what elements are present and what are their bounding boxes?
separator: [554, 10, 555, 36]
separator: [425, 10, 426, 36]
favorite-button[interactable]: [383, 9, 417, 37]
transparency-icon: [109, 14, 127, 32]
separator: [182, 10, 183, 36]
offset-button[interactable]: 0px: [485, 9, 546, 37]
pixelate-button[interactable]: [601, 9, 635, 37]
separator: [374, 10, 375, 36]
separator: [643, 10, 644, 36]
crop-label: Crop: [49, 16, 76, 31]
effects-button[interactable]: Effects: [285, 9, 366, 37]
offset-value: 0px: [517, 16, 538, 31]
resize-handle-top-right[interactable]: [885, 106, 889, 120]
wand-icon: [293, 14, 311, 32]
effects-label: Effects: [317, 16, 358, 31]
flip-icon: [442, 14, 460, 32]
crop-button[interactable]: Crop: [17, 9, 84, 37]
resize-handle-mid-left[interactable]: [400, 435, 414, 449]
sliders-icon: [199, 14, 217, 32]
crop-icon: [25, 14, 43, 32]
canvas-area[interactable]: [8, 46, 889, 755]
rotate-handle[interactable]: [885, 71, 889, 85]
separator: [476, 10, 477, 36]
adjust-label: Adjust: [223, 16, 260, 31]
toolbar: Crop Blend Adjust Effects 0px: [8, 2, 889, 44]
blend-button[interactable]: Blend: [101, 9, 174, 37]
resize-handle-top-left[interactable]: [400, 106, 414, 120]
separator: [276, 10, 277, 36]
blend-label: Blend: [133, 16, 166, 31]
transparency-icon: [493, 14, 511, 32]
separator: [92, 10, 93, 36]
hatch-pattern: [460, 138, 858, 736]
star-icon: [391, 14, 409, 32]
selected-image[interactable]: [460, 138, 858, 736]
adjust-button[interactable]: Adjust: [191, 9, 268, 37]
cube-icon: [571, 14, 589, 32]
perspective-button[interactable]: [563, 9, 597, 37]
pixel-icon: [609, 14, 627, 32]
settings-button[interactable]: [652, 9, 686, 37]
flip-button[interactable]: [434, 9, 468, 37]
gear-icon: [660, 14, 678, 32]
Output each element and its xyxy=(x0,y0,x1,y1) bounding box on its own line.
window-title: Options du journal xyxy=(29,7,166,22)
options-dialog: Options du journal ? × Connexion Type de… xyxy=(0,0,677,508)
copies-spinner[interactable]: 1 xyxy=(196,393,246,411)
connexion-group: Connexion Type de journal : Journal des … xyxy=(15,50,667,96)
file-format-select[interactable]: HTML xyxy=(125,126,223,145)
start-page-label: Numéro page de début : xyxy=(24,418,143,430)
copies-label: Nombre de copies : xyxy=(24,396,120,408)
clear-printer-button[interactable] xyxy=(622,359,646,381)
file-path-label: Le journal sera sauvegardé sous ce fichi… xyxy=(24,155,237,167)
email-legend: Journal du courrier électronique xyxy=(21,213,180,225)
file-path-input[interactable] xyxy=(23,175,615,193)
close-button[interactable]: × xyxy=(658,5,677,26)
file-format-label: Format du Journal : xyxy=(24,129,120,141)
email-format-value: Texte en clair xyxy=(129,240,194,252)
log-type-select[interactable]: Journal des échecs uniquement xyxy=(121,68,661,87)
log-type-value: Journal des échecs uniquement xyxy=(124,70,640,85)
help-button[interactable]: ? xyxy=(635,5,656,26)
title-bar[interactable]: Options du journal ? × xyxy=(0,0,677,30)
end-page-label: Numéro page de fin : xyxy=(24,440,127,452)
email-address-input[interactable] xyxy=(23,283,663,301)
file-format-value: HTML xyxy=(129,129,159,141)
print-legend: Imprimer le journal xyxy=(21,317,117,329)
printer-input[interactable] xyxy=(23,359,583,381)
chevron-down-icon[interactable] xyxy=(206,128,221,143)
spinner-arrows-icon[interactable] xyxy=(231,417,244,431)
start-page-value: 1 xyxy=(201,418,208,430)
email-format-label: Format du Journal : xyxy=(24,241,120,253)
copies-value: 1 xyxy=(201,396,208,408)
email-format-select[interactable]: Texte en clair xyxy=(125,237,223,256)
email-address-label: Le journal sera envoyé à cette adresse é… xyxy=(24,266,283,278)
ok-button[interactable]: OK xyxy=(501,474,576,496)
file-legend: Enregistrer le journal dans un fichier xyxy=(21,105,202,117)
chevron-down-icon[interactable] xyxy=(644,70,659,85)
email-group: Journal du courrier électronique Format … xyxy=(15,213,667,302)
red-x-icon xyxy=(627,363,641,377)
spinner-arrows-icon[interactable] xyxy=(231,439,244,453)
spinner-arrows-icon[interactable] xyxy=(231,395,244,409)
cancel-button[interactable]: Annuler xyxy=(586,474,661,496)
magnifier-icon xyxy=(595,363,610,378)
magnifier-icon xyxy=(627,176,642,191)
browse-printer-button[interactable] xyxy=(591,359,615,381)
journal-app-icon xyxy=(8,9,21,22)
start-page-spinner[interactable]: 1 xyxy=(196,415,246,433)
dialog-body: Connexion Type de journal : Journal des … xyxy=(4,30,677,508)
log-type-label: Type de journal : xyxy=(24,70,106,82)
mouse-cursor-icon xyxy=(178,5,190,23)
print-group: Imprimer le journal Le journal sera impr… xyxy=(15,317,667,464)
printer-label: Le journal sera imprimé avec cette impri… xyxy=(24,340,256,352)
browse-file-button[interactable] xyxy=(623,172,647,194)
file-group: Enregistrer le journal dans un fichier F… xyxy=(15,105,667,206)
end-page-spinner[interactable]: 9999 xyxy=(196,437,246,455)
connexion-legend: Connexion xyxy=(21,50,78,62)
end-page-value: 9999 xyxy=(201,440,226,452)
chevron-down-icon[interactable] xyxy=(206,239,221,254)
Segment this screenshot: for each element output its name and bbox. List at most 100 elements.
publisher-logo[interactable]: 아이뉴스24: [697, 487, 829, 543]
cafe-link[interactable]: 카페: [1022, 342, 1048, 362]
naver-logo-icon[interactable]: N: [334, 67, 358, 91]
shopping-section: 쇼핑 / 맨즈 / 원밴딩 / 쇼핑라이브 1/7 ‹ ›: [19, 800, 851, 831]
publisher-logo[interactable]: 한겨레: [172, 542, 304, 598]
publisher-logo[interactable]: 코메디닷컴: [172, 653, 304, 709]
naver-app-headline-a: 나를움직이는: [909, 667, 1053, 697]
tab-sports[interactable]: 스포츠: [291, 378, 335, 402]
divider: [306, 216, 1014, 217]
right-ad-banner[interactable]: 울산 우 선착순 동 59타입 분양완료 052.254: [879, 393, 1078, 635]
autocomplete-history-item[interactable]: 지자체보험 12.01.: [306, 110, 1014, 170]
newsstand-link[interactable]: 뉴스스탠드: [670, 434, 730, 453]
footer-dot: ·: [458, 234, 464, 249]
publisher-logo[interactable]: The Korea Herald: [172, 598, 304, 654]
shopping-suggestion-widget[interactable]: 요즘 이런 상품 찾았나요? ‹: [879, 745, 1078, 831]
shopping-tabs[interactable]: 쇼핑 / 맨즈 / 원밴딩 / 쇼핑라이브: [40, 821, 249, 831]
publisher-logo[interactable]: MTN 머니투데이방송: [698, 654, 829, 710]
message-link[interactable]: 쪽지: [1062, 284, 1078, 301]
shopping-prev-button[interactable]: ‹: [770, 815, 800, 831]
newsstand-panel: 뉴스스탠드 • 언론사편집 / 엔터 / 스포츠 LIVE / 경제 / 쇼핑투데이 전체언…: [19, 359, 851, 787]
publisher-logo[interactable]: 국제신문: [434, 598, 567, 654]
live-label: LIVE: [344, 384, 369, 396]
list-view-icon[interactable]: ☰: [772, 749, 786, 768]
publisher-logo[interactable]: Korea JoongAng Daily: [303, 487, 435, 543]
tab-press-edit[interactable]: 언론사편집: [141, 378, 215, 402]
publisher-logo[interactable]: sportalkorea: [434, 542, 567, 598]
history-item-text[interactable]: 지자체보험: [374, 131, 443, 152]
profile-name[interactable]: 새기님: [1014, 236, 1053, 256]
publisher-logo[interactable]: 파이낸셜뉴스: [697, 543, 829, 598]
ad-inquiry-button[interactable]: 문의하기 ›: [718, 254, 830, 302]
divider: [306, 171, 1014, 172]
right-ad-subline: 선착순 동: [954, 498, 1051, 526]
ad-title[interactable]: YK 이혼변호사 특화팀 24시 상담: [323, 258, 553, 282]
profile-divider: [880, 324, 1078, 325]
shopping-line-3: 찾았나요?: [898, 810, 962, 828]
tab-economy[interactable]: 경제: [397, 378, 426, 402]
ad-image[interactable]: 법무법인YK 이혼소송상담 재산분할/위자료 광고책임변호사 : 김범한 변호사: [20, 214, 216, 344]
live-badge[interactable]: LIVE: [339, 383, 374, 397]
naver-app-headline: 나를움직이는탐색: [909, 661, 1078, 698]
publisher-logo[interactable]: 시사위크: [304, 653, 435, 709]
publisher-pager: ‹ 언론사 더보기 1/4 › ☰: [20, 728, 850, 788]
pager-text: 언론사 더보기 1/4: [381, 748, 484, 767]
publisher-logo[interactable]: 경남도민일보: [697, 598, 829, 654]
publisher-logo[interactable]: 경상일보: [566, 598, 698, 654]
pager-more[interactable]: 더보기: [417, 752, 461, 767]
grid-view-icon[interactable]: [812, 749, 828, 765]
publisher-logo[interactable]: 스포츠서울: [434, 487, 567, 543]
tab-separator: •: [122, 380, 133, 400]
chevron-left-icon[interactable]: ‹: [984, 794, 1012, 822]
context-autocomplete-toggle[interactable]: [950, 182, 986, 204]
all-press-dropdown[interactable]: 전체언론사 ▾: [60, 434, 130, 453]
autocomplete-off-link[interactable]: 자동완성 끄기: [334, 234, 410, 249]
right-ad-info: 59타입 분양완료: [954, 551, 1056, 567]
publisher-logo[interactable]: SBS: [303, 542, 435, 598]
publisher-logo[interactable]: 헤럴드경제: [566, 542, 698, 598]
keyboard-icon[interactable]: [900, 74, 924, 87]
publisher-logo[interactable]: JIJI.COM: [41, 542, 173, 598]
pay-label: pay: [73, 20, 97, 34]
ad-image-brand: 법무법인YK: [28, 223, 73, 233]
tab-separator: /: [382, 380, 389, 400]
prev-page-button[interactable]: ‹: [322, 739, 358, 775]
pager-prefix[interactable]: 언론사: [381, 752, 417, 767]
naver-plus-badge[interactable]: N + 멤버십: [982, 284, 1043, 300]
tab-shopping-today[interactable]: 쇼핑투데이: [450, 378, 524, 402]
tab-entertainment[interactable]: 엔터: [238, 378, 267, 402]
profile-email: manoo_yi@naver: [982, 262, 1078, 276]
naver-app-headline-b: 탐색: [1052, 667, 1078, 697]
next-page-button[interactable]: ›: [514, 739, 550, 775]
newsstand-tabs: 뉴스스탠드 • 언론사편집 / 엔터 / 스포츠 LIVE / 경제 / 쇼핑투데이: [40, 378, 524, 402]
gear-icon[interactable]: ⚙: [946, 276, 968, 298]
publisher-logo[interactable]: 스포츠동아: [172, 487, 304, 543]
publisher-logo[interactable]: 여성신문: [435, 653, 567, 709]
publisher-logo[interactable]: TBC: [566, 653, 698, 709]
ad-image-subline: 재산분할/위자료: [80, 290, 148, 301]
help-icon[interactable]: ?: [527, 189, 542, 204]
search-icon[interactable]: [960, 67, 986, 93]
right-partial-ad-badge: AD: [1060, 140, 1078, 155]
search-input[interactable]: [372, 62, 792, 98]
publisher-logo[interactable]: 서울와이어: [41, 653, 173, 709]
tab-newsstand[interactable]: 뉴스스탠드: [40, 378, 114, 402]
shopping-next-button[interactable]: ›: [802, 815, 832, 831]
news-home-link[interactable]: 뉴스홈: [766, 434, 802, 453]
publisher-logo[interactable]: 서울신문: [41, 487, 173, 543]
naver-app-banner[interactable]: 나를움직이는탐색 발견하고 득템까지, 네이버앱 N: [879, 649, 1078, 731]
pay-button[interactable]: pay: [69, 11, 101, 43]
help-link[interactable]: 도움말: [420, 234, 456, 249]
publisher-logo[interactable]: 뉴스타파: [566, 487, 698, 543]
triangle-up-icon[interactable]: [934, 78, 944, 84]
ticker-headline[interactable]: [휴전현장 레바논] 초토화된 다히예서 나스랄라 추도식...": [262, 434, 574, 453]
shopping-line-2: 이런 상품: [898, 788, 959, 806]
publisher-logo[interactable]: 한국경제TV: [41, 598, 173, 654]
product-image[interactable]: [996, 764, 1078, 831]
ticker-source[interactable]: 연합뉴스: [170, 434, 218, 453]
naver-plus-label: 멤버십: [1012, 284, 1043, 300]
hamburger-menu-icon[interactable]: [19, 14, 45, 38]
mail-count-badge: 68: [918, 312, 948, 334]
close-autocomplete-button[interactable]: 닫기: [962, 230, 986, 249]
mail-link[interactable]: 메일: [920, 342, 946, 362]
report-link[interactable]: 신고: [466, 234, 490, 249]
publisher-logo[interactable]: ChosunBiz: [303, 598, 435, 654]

▶ **Task details**
Reproduce the lines above without any change, starting with the very first line and ending with the line that contains "separator: [643, 10, 644, 36]", including both.

▶ **Complete answer**
what elements are present and what are their bounding boxes?
separator: [554, 10, 555, 36]
separator: [425, 10, 426, 36]
favorite-button[interactable]: [383, 9, 417, 37]
transparency-icon: [109, 14, 127, 32]
separator: [182, 10, 183, 36]
offset-button[interactable]: 0px: [485, 9, 546, 37]
pixelate-button[interactable]: [601, 9, 635, 37]
separator: [374, 10, 375, 36]
separator: [643, 10, 644, 36]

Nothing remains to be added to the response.